**DATA EXCERPTS:**
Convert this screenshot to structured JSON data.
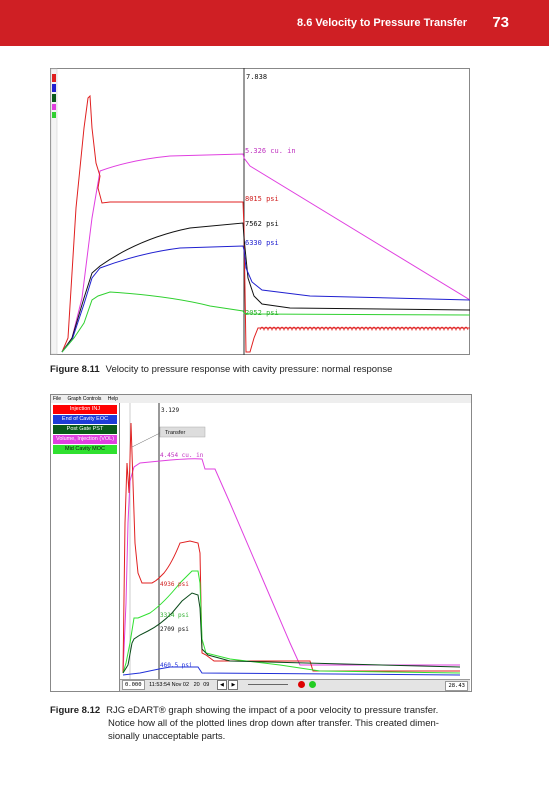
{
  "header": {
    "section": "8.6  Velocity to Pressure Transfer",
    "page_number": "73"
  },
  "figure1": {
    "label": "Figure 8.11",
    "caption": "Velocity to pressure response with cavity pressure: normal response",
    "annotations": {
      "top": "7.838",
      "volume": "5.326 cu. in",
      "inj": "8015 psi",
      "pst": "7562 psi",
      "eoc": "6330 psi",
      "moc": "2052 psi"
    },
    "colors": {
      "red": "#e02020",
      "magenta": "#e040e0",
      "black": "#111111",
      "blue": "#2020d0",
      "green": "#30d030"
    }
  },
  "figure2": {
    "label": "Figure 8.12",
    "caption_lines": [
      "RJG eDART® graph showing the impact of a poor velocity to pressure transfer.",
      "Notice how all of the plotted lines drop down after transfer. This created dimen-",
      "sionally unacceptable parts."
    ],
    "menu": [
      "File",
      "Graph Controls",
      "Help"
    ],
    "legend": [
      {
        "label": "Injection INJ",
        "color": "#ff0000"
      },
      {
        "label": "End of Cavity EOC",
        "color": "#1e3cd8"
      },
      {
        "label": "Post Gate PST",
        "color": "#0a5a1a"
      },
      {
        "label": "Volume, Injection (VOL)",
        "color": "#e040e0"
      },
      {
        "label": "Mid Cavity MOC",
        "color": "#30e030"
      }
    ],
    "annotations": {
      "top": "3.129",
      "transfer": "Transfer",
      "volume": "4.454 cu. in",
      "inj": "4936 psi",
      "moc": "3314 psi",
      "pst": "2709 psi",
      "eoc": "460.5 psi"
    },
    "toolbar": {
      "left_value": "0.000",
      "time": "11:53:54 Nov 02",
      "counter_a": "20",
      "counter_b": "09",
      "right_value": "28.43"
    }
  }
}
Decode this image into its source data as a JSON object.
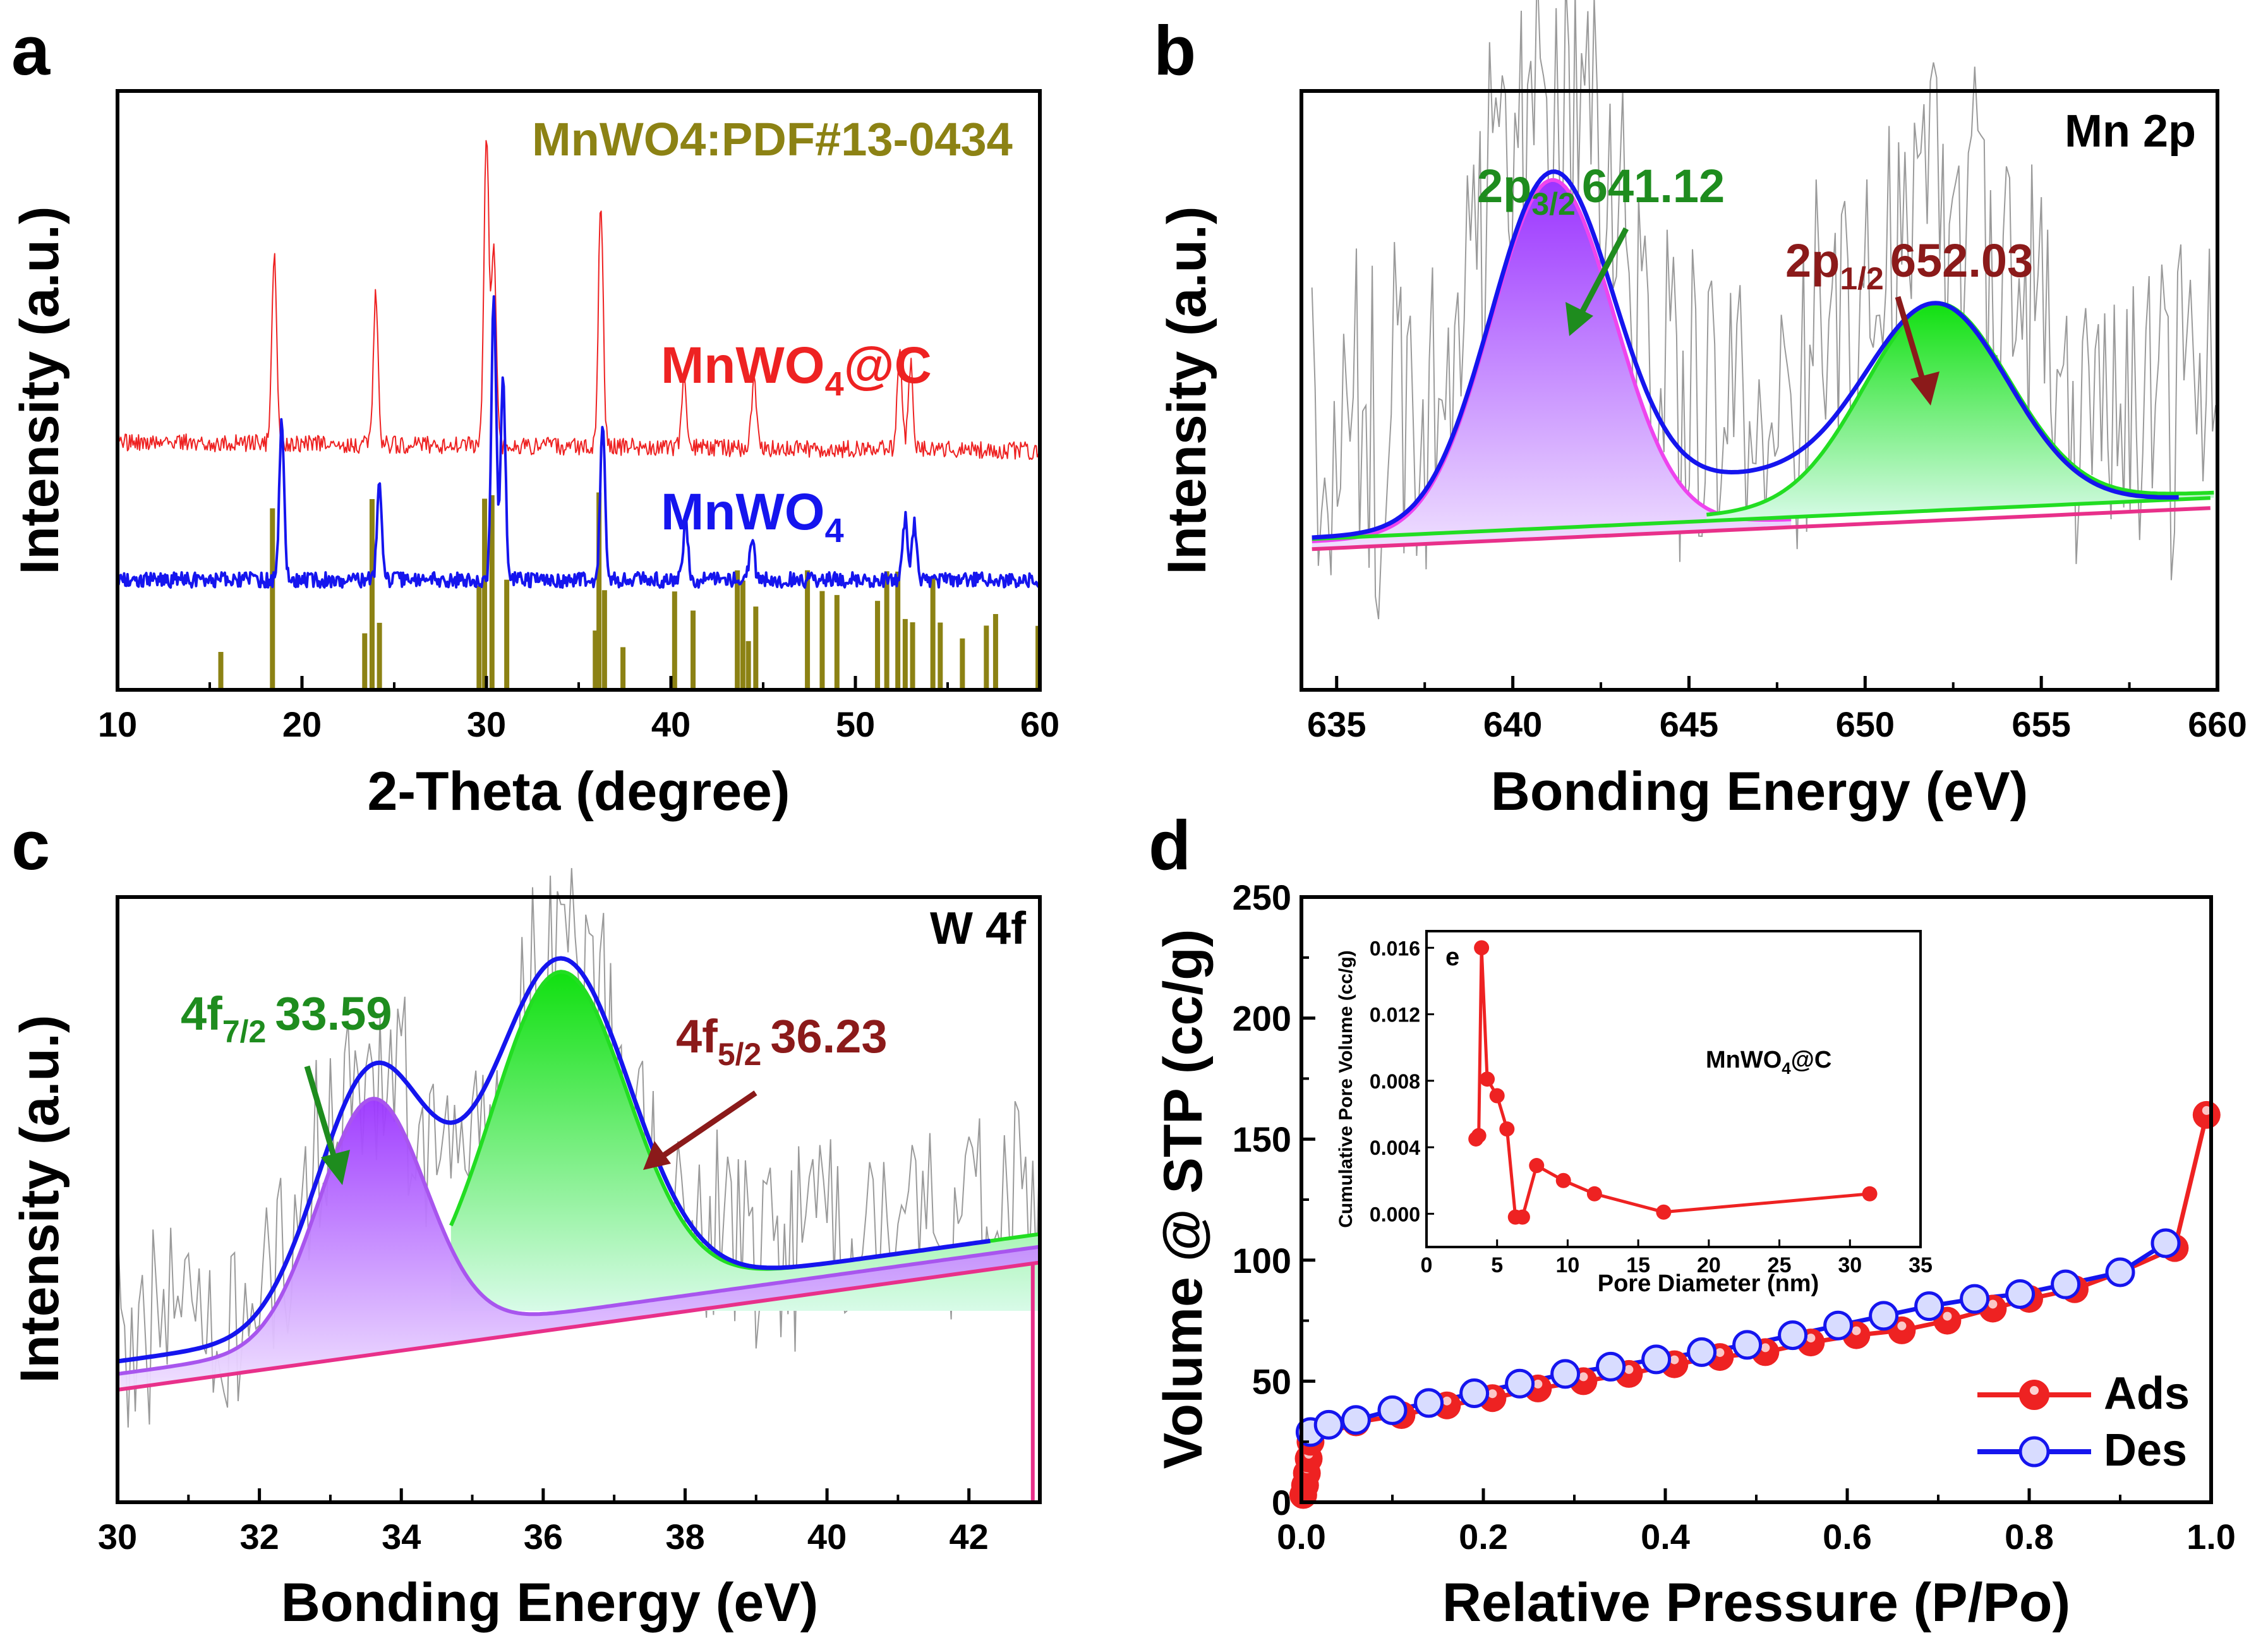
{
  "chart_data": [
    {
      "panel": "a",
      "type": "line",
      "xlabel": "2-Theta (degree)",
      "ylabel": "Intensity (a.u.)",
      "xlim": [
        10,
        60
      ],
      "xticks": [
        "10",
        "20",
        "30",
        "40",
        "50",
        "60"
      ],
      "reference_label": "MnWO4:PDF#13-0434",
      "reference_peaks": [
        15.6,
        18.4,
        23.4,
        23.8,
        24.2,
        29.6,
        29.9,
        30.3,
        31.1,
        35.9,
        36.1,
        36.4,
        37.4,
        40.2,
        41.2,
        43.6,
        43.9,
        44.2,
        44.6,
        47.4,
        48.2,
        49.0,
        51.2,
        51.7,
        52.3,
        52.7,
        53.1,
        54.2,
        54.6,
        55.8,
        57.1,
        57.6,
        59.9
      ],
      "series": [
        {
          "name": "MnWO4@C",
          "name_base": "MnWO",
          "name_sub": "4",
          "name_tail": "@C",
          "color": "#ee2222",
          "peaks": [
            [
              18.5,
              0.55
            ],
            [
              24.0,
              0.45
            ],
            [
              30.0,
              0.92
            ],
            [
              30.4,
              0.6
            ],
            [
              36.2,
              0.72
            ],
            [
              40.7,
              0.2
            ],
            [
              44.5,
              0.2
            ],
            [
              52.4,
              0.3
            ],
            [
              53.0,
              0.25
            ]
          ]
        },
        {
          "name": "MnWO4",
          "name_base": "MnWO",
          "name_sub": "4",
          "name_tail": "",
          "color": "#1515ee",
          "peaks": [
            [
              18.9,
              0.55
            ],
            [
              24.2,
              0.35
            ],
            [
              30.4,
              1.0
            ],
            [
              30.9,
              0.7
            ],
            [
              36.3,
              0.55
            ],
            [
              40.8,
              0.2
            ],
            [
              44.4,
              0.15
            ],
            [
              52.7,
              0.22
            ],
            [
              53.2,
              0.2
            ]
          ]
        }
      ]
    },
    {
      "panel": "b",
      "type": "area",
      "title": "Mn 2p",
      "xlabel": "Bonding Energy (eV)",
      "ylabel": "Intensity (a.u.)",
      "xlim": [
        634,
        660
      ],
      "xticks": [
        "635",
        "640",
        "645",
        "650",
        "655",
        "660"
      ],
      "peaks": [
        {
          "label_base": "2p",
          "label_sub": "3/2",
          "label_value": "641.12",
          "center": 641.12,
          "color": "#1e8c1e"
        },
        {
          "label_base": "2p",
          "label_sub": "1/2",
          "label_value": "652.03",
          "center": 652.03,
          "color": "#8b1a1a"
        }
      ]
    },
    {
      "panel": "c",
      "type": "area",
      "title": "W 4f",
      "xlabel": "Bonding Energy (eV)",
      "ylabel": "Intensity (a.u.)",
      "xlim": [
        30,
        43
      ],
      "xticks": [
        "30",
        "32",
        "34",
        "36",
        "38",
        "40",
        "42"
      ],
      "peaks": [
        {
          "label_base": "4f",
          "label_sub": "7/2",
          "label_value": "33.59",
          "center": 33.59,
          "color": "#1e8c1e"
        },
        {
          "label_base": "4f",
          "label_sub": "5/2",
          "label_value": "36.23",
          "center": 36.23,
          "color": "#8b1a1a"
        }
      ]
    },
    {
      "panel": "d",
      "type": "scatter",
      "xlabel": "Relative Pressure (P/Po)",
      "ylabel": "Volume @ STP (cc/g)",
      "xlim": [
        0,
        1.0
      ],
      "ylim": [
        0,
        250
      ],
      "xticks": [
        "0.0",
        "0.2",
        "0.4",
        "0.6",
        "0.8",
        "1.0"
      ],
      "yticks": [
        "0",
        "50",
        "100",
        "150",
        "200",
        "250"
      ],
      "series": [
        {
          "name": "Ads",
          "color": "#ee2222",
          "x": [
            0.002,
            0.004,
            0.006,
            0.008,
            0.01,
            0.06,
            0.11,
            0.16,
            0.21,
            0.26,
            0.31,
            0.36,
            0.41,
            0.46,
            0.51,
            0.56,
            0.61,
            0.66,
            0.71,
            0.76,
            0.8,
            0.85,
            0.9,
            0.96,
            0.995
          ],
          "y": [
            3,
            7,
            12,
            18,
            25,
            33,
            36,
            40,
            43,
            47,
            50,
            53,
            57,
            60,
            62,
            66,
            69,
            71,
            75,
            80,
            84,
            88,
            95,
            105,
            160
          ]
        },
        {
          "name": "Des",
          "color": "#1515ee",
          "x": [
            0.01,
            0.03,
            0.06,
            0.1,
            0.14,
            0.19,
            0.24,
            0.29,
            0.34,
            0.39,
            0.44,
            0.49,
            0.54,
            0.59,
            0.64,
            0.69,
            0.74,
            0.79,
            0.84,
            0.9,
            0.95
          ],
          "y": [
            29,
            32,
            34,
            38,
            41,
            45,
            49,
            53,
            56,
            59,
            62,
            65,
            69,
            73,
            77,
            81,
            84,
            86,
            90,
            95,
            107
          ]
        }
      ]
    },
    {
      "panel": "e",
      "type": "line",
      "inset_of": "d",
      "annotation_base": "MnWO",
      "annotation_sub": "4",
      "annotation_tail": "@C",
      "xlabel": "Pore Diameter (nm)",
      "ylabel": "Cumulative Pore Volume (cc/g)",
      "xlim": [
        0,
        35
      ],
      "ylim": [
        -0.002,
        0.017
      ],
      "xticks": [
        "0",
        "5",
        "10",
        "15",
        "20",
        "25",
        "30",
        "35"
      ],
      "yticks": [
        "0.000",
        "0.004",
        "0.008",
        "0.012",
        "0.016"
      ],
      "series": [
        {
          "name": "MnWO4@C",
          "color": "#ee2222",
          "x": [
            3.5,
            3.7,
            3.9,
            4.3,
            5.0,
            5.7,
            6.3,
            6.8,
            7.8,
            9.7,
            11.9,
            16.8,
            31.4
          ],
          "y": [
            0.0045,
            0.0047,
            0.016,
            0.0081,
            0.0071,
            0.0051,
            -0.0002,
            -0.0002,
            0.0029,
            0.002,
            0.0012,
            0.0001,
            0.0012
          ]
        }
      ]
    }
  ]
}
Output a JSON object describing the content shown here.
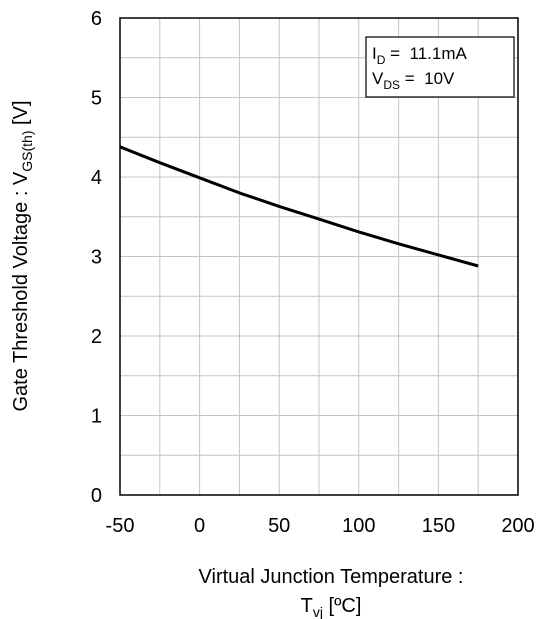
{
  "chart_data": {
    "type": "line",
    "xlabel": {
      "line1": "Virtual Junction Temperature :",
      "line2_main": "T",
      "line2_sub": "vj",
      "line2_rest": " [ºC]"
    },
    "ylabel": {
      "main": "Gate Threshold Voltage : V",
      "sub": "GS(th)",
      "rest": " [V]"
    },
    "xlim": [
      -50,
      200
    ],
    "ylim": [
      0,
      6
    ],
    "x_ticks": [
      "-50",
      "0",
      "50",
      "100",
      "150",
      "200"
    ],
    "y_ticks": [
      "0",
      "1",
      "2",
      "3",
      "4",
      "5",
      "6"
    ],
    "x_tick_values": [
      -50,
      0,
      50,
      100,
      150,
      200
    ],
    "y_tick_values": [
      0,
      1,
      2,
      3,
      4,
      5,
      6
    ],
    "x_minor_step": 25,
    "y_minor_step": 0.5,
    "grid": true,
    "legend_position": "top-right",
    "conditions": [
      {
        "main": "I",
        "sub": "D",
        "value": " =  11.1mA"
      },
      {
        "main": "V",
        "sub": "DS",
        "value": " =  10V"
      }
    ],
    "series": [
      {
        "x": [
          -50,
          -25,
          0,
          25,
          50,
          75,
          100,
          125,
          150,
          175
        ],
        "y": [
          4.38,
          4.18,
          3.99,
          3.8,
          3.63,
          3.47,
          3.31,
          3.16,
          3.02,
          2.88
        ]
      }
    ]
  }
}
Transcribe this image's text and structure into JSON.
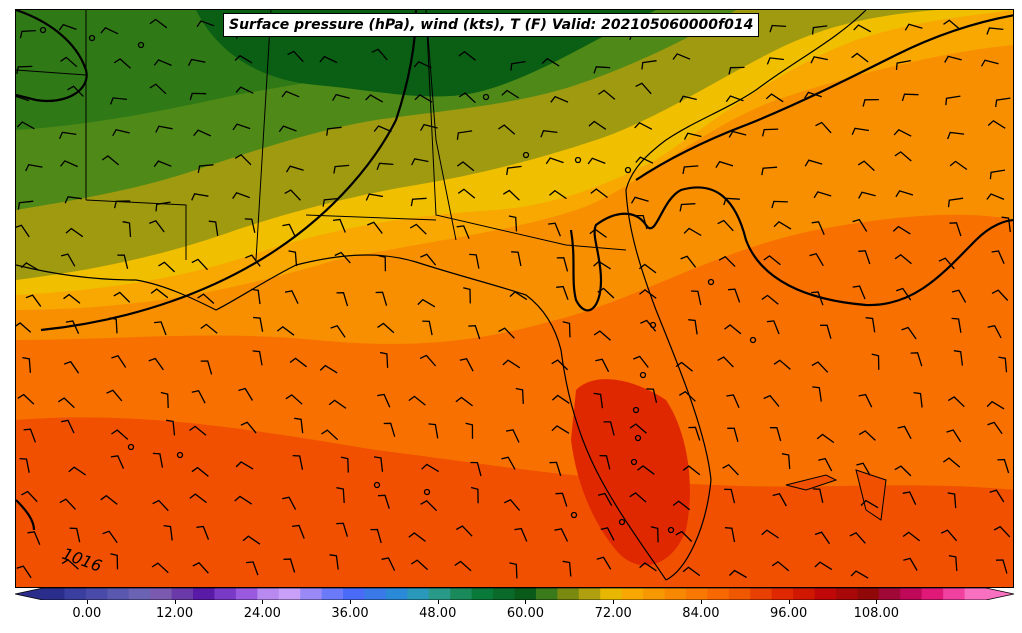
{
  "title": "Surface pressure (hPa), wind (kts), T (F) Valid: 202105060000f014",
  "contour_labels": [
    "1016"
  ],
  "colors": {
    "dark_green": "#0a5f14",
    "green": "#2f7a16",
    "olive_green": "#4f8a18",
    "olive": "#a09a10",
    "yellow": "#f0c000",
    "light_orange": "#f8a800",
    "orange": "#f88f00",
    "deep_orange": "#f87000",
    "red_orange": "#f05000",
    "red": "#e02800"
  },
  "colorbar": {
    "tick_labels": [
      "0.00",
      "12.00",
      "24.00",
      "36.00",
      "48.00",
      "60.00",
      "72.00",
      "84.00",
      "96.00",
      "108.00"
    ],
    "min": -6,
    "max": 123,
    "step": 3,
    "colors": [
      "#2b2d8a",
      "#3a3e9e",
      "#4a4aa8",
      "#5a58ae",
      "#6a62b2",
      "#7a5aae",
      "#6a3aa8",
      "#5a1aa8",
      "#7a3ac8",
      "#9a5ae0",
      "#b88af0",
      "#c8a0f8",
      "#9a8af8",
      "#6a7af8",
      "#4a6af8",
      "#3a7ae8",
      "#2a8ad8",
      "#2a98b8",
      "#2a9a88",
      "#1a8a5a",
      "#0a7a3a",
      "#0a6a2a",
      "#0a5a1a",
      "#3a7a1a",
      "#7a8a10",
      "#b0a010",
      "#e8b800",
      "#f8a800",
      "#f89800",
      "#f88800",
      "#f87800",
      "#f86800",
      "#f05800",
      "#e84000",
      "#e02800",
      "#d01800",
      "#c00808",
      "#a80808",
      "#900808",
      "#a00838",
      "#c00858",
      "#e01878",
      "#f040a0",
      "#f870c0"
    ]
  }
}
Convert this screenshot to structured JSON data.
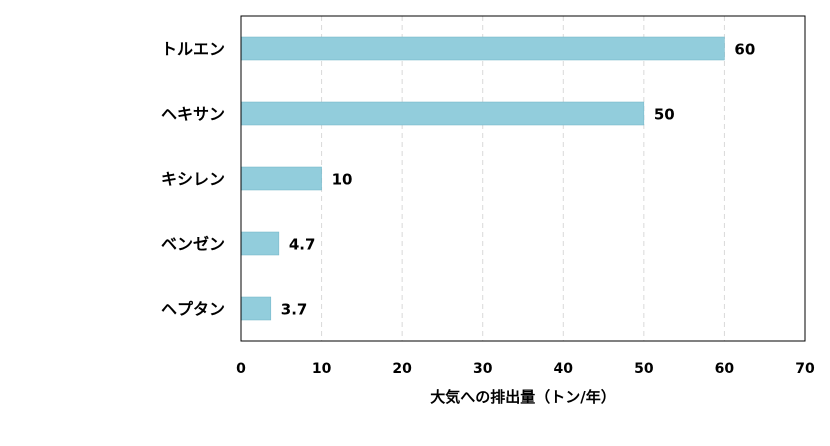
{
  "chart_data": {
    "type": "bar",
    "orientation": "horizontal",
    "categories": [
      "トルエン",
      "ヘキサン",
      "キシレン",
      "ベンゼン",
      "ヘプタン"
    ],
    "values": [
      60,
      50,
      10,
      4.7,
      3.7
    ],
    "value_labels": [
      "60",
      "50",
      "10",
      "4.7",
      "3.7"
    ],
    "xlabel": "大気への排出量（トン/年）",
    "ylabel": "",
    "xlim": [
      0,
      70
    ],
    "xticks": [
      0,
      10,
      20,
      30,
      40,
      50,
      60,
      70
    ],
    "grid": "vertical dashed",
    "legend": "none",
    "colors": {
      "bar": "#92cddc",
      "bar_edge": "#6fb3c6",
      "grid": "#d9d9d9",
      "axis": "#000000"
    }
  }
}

**GIVEN REQUEST:** For each line of the entries that includes "title", show that line.

**RESULT OF THE EXERCISE:**
      "title": "Mn 2p",
      "title": "W 4f",
  "title": "Surface pressure (hPa), wind (kts), T (F) Valid: 202105060000f014",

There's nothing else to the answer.